*Dataset extract:*
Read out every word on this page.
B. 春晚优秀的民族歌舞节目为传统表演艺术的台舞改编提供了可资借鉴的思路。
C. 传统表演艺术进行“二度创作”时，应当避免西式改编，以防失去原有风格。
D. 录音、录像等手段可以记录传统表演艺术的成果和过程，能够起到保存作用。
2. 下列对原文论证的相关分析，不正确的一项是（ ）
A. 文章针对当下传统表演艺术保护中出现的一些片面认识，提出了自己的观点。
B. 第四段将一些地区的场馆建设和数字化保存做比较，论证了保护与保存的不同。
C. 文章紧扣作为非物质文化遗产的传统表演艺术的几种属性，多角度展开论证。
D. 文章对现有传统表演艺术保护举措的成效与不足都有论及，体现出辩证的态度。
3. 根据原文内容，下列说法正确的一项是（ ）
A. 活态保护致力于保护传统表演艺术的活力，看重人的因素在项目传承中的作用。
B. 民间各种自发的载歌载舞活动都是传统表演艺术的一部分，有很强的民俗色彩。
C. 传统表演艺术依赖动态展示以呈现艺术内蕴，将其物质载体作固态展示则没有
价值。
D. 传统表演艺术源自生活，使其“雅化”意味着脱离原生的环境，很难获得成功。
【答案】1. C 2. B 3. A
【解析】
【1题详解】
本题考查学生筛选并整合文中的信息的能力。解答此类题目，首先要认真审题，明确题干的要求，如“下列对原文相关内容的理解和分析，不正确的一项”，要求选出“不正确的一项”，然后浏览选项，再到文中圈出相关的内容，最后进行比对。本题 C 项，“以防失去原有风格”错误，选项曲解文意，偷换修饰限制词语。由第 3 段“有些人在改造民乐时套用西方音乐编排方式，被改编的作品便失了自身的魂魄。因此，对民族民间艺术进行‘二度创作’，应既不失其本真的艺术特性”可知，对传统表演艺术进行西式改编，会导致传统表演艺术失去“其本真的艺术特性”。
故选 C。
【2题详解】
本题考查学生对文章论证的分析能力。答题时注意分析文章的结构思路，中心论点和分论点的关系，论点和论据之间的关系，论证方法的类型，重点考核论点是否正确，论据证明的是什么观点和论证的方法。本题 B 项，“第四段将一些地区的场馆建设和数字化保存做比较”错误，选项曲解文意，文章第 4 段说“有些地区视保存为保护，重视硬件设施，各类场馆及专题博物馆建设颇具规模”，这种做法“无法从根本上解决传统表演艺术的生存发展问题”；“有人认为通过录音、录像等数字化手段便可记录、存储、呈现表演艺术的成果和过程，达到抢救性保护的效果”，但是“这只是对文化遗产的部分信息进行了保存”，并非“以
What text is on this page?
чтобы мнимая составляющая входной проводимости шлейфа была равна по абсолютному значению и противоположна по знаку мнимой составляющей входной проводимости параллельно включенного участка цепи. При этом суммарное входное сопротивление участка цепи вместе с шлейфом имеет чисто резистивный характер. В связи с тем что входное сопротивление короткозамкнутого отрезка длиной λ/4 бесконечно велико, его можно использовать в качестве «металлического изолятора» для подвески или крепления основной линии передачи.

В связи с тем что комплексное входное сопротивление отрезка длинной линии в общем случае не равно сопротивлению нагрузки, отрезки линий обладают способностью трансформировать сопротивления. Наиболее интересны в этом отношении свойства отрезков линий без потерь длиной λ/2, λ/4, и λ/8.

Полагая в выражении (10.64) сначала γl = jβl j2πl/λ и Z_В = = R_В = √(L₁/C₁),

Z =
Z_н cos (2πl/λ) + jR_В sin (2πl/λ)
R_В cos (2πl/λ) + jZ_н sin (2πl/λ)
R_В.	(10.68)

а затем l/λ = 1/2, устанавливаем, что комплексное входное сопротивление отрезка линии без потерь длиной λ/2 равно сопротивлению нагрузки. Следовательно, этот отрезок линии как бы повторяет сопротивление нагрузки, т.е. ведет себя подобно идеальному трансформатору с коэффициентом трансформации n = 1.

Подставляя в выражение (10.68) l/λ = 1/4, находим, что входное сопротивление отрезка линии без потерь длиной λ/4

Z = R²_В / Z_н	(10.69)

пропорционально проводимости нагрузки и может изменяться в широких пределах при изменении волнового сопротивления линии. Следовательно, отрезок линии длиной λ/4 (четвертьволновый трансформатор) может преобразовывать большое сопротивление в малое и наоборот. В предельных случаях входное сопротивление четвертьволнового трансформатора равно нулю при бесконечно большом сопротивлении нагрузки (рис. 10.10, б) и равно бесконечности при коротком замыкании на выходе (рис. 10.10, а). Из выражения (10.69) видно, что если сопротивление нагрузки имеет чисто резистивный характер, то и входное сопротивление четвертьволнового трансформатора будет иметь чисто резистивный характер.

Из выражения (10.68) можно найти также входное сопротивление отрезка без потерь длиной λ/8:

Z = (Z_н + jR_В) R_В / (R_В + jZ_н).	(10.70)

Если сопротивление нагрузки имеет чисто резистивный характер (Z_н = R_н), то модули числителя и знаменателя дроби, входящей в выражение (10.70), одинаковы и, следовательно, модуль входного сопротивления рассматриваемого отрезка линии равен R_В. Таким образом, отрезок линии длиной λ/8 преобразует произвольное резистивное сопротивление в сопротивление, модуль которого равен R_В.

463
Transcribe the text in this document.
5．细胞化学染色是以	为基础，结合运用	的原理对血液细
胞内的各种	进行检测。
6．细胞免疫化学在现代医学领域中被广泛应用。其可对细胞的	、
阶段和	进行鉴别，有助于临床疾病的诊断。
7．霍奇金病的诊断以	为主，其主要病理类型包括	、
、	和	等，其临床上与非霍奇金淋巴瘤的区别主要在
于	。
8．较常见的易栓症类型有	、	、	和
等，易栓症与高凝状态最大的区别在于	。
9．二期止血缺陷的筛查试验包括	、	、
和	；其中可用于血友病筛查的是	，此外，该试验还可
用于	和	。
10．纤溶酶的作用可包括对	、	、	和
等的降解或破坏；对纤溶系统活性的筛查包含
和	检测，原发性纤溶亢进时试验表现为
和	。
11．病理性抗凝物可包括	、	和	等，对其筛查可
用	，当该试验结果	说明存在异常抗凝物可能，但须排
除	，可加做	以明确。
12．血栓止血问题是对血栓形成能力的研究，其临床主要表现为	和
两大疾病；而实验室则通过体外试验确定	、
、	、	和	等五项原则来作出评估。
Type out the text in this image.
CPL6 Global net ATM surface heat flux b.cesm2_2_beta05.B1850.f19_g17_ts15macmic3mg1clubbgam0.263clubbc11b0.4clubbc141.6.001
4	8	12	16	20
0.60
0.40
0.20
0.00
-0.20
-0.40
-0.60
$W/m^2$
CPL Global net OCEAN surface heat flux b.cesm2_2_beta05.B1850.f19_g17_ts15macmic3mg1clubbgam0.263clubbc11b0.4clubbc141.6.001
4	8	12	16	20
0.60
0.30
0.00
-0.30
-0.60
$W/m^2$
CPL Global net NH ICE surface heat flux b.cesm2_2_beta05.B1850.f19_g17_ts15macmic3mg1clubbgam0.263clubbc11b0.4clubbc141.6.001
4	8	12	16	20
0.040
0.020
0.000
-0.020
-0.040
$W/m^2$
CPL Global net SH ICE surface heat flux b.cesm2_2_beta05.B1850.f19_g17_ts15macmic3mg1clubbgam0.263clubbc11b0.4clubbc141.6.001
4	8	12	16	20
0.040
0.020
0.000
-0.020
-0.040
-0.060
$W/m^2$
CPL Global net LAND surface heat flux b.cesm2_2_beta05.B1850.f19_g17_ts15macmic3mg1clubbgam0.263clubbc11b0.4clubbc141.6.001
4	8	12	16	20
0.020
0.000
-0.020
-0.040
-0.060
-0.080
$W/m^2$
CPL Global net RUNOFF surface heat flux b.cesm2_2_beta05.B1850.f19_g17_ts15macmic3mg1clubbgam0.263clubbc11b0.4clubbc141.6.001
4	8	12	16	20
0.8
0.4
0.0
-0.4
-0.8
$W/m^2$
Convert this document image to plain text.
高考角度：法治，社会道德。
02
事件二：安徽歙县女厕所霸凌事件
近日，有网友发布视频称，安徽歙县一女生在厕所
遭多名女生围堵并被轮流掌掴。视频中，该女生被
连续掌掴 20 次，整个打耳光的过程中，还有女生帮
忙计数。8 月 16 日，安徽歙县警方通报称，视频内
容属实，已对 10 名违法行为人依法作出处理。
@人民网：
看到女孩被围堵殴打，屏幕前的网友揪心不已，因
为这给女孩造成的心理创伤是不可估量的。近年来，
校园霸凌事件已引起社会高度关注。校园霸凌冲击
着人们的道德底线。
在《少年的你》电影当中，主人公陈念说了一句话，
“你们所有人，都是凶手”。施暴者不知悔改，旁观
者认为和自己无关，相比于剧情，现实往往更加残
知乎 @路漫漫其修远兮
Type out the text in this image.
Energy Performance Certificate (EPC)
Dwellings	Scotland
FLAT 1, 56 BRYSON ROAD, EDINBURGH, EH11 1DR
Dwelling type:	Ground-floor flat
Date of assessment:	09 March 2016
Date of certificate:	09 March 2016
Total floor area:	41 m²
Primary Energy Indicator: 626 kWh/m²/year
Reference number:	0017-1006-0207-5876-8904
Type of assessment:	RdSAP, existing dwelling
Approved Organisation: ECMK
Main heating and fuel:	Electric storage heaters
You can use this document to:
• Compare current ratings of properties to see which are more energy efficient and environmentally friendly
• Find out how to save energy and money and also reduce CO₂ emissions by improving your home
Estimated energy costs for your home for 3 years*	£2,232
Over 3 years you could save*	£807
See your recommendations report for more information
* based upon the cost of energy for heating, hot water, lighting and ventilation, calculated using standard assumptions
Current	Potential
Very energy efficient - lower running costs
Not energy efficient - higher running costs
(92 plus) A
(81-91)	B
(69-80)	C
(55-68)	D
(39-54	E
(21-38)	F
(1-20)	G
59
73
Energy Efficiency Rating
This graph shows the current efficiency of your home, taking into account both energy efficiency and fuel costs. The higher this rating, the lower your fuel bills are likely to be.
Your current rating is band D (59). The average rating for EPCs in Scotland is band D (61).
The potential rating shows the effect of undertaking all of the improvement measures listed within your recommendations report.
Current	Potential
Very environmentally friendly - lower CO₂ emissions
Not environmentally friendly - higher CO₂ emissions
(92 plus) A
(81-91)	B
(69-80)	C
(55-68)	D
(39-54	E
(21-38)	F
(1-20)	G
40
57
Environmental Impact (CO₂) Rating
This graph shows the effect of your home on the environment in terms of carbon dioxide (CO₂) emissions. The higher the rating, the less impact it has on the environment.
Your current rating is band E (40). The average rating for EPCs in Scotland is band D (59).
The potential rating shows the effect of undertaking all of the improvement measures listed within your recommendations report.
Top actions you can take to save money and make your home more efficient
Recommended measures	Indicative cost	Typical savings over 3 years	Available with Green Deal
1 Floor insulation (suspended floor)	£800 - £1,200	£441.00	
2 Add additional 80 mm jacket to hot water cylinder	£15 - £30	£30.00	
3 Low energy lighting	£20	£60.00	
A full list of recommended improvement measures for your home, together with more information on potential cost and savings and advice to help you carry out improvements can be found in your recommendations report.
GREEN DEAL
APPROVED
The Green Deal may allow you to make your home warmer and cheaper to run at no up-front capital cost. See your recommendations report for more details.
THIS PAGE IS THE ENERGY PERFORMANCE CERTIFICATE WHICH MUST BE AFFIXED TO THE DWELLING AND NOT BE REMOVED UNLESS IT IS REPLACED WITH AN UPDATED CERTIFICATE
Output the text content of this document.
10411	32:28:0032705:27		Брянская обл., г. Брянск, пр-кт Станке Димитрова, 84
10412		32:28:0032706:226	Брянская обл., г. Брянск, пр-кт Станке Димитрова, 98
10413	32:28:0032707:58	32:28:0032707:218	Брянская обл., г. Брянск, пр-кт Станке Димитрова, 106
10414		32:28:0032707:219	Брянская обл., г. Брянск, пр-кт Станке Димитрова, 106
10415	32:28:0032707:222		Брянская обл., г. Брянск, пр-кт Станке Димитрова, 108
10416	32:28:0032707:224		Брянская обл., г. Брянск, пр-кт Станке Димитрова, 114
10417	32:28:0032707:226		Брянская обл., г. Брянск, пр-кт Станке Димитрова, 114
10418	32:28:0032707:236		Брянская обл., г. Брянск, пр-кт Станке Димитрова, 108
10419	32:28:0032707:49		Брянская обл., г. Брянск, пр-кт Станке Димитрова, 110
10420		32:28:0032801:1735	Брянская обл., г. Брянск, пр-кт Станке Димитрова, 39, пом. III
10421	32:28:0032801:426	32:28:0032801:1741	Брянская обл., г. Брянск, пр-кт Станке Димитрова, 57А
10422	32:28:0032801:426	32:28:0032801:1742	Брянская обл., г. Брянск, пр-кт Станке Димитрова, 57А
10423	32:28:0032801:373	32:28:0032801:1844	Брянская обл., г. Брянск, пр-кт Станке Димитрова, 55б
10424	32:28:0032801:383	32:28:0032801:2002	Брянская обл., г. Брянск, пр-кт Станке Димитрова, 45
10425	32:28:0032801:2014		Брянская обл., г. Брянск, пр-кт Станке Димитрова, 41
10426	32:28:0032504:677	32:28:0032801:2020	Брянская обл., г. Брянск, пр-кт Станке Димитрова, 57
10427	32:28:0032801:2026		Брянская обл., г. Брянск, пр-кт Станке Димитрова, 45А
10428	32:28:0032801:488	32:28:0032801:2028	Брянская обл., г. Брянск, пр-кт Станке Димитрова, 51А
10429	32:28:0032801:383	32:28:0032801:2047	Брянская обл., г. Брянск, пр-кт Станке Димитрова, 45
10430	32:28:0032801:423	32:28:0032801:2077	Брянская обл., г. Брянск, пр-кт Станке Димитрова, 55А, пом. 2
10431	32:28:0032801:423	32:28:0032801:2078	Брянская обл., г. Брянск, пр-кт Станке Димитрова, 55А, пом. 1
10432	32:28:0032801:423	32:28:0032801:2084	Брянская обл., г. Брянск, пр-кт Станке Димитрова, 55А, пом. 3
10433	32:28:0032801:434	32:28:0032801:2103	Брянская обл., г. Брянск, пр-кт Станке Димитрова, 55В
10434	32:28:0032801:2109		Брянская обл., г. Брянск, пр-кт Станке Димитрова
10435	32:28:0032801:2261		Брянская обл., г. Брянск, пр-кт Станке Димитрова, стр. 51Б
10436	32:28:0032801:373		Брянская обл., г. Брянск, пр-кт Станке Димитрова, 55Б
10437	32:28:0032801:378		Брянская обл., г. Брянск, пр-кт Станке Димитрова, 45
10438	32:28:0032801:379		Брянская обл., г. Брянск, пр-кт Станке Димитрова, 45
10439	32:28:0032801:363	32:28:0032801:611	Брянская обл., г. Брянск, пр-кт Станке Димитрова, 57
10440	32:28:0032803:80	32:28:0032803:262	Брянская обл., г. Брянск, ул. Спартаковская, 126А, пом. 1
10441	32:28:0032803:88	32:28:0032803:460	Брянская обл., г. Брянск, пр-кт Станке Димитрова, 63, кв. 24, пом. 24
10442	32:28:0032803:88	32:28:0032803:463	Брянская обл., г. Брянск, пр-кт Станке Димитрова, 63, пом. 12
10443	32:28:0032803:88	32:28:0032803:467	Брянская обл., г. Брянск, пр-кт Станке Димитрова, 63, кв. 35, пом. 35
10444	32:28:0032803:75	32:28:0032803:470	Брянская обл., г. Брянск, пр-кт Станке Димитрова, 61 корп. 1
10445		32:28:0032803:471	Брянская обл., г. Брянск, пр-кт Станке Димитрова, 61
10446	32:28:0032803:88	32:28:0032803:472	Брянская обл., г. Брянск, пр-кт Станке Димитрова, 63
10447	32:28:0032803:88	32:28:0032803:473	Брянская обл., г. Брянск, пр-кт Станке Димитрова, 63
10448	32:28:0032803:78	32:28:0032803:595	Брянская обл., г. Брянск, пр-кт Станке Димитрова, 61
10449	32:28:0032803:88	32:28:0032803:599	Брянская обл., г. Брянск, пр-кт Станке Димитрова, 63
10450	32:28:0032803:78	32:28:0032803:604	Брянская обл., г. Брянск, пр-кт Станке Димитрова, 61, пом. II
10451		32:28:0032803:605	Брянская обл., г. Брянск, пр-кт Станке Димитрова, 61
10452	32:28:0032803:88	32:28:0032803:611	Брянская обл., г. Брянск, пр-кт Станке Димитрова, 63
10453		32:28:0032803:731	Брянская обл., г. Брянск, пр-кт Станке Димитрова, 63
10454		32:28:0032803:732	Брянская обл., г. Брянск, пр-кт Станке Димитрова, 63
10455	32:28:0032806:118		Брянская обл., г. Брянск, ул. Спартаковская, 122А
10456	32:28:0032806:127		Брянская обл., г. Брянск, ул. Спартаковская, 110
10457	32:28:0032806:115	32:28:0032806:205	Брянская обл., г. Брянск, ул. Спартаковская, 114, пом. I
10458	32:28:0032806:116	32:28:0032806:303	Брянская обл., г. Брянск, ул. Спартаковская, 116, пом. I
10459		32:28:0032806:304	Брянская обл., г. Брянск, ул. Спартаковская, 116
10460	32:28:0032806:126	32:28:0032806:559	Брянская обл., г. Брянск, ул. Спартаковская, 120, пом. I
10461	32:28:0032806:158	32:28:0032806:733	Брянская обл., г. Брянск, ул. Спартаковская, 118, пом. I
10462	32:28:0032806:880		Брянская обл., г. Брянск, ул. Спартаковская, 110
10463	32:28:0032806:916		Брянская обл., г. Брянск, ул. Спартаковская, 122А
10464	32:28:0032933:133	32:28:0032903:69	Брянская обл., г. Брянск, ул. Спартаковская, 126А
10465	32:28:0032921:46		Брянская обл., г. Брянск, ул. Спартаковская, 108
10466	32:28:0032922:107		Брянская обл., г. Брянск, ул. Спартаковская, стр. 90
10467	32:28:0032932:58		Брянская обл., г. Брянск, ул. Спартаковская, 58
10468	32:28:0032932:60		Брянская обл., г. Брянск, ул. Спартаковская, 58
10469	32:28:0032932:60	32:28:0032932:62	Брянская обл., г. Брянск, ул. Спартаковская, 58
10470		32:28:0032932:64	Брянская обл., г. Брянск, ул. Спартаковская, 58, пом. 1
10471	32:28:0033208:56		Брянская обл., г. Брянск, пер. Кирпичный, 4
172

*Prompt:* Copy, from the material, each line that holds the string "lighting".

*Final answer:*
* based upon the cost of energy for heating, hot water, lighting and ventilation, calculated using standard assumptions
3 Low energy lighting	£20	£60.00	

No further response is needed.